- [THE PROBLEM] Read the records and gather each line that includes "title".

## Start DATA FOR THIS EXERCISE

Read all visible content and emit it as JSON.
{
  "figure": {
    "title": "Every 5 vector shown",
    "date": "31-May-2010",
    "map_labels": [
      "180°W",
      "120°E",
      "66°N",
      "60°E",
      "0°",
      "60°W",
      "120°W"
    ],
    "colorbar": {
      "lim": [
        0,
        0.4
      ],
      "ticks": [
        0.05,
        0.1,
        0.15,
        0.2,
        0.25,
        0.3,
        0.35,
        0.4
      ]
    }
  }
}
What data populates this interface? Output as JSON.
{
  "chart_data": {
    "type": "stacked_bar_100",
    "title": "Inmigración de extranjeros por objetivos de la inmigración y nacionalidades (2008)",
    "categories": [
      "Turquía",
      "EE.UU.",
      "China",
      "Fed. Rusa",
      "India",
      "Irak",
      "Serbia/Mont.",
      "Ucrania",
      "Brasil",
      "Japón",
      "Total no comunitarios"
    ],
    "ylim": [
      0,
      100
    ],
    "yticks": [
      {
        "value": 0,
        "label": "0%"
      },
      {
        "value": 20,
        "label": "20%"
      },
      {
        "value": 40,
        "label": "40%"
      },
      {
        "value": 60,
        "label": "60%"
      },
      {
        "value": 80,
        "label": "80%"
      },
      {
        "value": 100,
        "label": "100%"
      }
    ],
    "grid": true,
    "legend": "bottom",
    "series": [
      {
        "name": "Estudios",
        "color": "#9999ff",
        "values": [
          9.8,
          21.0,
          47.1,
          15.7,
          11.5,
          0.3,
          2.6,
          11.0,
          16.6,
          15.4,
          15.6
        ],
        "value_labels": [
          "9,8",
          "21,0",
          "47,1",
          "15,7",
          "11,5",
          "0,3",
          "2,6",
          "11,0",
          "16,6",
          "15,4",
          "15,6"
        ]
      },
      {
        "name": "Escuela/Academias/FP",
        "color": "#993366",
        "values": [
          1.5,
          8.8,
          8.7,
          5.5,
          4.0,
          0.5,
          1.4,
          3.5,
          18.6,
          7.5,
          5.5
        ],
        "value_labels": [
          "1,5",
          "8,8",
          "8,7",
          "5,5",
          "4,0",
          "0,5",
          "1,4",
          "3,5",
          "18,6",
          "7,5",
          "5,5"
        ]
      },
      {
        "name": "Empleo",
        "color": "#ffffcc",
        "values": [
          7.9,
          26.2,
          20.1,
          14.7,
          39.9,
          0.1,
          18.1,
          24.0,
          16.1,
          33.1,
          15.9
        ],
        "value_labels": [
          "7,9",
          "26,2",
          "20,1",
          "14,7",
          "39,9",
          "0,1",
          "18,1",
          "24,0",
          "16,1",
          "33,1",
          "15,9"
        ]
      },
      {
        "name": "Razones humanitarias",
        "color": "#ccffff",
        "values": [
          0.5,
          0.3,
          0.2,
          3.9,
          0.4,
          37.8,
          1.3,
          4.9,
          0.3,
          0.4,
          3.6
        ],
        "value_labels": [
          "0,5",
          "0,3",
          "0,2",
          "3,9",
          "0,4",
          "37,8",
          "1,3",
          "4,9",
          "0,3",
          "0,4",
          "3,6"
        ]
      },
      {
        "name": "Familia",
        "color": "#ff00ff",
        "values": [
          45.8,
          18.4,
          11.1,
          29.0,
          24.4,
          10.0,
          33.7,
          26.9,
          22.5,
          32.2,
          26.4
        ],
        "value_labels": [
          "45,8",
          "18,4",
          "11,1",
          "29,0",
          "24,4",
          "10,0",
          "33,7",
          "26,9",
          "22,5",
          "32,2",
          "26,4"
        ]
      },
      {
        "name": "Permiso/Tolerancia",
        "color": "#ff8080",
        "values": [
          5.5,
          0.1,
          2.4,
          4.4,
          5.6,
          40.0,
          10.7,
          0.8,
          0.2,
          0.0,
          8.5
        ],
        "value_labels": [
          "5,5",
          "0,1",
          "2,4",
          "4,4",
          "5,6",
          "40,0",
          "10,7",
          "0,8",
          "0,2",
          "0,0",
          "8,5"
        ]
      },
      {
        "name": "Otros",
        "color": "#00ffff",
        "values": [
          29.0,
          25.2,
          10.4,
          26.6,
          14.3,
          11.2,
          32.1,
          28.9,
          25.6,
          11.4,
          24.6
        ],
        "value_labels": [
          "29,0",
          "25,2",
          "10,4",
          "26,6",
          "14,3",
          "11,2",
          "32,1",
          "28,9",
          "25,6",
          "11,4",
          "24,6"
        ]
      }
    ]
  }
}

## End DATA FOR THIS EXERCISE

- [EXERCISE RESPONSE]
    "title": "Every 5 vector shown",
    "title": "Inmigración de extranjeros por objetivos de la inmigración y nacionalidades (2008)",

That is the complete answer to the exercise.